## Dataset extract

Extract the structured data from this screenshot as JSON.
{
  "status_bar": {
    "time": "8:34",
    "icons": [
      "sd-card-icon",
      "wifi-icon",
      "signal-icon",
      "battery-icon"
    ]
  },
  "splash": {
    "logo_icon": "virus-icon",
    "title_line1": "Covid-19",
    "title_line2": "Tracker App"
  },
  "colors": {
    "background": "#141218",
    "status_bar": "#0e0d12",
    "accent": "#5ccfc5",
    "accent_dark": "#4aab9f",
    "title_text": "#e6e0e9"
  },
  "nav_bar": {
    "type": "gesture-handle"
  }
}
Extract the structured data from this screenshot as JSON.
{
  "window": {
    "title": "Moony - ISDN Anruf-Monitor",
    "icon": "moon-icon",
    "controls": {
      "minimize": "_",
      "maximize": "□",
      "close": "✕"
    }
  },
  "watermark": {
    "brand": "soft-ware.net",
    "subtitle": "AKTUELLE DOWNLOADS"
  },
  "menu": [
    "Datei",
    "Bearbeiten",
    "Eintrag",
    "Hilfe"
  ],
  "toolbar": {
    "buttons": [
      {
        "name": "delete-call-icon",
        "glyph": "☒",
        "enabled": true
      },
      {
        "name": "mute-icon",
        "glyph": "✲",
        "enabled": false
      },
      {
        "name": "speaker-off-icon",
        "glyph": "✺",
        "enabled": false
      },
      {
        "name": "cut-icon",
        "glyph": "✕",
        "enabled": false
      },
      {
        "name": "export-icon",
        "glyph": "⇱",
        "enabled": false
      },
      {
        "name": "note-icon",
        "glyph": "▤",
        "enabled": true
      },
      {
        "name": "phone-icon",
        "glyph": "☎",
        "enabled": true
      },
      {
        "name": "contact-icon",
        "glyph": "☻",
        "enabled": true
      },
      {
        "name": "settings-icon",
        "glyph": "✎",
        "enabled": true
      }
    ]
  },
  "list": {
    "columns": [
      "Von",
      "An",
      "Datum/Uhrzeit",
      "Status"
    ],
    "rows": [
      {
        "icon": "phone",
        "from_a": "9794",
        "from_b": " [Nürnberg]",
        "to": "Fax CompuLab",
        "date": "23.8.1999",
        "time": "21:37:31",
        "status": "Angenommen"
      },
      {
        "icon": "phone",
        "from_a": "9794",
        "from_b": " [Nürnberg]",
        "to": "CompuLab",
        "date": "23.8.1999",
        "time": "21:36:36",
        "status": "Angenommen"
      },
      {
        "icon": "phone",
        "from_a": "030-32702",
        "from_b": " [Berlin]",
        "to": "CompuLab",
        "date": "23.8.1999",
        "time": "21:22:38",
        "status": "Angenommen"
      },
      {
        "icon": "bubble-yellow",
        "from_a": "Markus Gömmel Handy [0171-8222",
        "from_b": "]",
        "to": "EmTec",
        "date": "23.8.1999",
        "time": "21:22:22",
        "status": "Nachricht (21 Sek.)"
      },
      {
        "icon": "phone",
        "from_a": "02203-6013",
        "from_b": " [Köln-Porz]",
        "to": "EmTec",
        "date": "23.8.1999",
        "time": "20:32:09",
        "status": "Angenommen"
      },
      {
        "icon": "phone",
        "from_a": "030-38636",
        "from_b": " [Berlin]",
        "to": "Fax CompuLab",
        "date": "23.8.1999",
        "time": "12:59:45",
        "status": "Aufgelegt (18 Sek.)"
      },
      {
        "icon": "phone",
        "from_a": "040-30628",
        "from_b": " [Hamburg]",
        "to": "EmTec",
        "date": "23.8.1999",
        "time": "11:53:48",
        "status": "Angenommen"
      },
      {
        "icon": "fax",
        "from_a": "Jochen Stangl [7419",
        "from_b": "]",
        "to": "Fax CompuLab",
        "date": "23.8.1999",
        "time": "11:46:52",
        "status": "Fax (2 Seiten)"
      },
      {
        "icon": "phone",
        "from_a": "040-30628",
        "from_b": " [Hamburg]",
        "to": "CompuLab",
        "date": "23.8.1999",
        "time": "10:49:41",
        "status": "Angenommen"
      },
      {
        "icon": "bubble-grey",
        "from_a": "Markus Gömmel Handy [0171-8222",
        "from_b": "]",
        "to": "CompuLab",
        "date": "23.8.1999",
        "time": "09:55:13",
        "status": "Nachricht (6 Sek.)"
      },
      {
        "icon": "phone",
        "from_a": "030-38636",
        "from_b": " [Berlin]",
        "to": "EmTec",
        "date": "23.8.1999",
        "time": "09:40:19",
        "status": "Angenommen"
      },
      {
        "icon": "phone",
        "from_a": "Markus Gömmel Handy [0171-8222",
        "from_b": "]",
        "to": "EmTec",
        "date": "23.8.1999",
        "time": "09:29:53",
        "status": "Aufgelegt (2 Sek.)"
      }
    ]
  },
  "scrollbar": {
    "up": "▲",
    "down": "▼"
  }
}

## Problem to work on
How many lines in the listing contain "glyph"? Answer with the number alone.

## Exercise solution
9